TEXT PASSAGE:
In addition, at the Global COVID-19 Summit in September, the US Government announced $US50 million to increase access to medical oxygen in partner countries and called for a coalition of governments, foundations, NGOs and companies to mobilize significant additional funding for oxygen access to “Save Lives Now”. 

The second phase (October 2021 – present) 

Photo: Training of biomedical engineers in Nigeria; Clinton Health Access Initiative (CHAI)

On 28 October 2021, the ACT-A released a new Strategic Plan and Budget seeking an additional $US1.4 billion to enable the ACT-A Oxygen Emergency Taskforce to continue to finance and provide oxygen supplies to LMICs in need during 2022. 

The new strategy set an immediate goal of supporting the delivery of 110 to 140 million cubic meters of oxygen to LMICs by the end of 2021 and a longer-term goal of meeting the medical oxygen needs of 6 to 8 million severe and critical patients by September 2022. 

Most of the oxygen funding needed is for procurement and delivery and to support the repair, maintenance and scale up of local medical oxygen production via The Global Fund, UNICEF, Unitaid and WHO. 

In December 2021, the US Government announced a further $US75 million for additional support for USAID’s Rapid Response efforts, which includes investment to help strengthen oxygen market systems to improve reliable oxygen production and delivery.

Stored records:
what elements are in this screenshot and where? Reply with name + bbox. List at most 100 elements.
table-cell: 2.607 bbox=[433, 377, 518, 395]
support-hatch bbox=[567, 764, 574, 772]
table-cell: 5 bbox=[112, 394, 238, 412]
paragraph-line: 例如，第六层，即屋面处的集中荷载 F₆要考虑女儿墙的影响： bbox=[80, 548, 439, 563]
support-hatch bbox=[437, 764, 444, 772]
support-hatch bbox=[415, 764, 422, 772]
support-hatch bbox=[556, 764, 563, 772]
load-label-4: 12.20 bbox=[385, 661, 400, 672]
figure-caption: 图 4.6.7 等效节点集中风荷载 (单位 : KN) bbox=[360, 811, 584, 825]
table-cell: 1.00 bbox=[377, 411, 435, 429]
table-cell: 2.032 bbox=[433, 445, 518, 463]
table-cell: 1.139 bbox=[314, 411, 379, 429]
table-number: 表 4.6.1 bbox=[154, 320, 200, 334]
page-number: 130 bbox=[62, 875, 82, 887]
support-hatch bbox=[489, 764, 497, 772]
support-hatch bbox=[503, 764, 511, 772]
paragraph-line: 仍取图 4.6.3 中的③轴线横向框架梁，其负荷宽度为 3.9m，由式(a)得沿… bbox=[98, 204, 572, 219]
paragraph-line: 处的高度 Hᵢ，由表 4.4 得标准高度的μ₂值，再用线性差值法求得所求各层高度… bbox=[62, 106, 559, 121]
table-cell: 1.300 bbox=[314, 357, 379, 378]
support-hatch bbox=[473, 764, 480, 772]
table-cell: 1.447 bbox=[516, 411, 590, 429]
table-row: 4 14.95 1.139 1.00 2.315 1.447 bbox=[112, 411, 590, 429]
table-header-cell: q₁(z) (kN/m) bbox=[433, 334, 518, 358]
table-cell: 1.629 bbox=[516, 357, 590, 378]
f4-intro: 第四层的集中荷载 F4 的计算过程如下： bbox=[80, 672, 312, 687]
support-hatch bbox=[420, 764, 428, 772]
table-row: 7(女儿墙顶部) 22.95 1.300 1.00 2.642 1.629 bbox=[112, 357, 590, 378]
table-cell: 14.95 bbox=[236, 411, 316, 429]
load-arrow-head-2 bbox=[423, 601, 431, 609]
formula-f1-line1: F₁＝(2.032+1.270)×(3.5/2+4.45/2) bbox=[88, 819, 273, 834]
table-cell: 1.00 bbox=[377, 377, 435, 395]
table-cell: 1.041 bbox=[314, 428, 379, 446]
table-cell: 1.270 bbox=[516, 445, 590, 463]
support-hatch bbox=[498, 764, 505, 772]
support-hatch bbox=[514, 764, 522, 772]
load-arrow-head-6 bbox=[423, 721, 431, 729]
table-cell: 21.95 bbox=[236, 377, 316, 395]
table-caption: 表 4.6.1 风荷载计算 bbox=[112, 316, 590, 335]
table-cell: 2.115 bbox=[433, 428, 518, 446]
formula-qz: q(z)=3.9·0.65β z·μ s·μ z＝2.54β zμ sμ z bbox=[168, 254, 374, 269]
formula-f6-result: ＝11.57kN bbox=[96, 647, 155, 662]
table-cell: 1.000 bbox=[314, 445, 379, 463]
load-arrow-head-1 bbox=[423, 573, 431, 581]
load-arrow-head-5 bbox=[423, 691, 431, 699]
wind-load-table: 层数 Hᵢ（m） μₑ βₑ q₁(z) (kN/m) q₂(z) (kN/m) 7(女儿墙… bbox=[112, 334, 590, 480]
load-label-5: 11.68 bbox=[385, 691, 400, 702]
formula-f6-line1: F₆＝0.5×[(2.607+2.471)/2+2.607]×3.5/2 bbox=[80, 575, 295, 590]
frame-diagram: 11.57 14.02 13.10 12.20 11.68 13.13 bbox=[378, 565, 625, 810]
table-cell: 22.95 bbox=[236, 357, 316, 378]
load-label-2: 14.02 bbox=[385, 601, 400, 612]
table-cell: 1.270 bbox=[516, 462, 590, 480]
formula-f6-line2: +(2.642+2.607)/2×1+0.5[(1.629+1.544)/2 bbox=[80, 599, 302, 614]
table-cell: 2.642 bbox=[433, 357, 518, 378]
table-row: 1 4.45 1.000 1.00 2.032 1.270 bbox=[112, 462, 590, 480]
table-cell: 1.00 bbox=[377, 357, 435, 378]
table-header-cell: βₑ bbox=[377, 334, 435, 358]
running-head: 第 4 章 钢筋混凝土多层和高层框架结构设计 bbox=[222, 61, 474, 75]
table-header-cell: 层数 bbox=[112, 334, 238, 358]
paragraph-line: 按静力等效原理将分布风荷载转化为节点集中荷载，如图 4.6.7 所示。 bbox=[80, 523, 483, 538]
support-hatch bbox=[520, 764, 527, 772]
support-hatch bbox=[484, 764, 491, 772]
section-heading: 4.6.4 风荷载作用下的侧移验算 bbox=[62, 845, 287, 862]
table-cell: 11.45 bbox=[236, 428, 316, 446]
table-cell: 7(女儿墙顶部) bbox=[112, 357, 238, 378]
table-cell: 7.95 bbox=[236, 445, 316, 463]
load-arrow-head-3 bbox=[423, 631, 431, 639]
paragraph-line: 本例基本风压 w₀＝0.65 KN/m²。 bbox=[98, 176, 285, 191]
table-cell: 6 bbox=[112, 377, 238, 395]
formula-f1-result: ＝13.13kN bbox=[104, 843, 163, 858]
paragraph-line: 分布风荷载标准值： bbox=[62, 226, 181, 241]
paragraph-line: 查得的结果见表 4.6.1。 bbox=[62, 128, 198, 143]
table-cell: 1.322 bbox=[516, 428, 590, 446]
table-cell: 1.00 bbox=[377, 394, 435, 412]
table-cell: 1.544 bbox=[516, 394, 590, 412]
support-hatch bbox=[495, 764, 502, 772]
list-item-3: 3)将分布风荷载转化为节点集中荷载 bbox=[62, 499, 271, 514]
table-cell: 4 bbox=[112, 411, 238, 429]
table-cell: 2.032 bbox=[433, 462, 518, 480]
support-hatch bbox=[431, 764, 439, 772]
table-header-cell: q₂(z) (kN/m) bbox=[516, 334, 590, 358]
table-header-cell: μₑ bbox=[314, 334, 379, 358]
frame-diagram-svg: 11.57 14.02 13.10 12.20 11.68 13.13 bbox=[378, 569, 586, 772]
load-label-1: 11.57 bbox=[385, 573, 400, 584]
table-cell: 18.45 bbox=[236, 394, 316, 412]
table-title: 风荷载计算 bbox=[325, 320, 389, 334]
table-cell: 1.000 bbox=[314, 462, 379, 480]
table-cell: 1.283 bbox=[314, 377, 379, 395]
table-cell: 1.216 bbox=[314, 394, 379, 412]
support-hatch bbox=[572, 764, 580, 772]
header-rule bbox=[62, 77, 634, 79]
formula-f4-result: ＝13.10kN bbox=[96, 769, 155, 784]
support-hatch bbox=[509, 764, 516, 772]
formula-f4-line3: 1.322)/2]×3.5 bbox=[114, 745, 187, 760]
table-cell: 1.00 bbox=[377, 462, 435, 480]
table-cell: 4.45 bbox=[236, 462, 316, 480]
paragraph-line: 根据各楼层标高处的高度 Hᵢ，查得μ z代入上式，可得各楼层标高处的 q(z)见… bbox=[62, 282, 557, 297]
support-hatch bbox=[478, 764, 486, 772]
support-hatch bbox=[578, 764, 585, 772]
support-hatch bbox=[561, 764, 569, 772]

WHAT YOU WILL DO:
[1] In the passage on medical oxygen funding, what did the ACT-A's new Strategic Plan and Budget seek the additional $US1.4 billion for? Answer in one to three sentences.
[2] Answer these questions using the passage on medical oxygen funding:
(a) How much did the US Government announce at the Global COVID-19 Summit in September to increase access to medical oxygen?
(b) On what date did the ACT-A release its new Strategic Plan and Budget?
(c) How much more did the US Government announce in December 2021 for USAID's Rapid Response efforts?
[3] Carry the passage on medical oxygen funding forward, starting after its last sentence.

ANSWERS:
[1] The extra $US1.4 billion was meant to let the ACT-A Oxygen Emergency Taskforce keep financing and providing oxygen supplies to LMICs in need during 2022.

[2]
(a) $US50 million
(b) 28 October 2021
(c) $US75 million

[3]
What next?

Photo: Delivery of pulse oximeters in Zambia, PATH

As a result of the critical work of the Taskforce in 2021, many LMICs entered 2022 with a far greater capacity to meet the oxygen needs of COVID-19 patients. Despite causing less severe disease, the sheer scale of global transmission of the Omicron variant is driving hospital admissions to record highs in many countries, increasing the need for medical oxygen. 

But more support is needed to bridge the LMIC oxygen shortages during 2022. 

Oxygen therapy remains the first line of treatment for those with severe COVID-19 in low-resource settings. The ACT-A Oxygen Emergency Taskforce has demonstrated that it can work effectively with LMIC governments and their local partners to increase access to medical oxygen in hospitals, ensure safe oxygen therapy to patients, and support staff to operate and maintain the equipment. 

Most of the G20 nations have not yet contributed to ACT-A efforts and to oxygen support. Outreach and coordinated efforts through the ACT-A mechanism continue to mobilize countries and private sector donors with the financial and/or industrial capacity to support LMICs in their national COVID-19 responses, including increased access to oxygen. 

Investments made via the Taskforce will not only help countries reduce COVID-19-related deaths but will strengthen health systems for the long term so they can continue delivering oxygen to save lives well beyond the pandemic. This will help countries make progress on many of their SDG targets, including reducing deaths among newborns, children, women in childbirth, and adults with both communicable and non-communicable diseases. 

Investing in medical oxygen will also help countries improve national pandemic preparedness and response as the risk of respiratory outbreaks where oxygen is a cornerstone of critical care remains high.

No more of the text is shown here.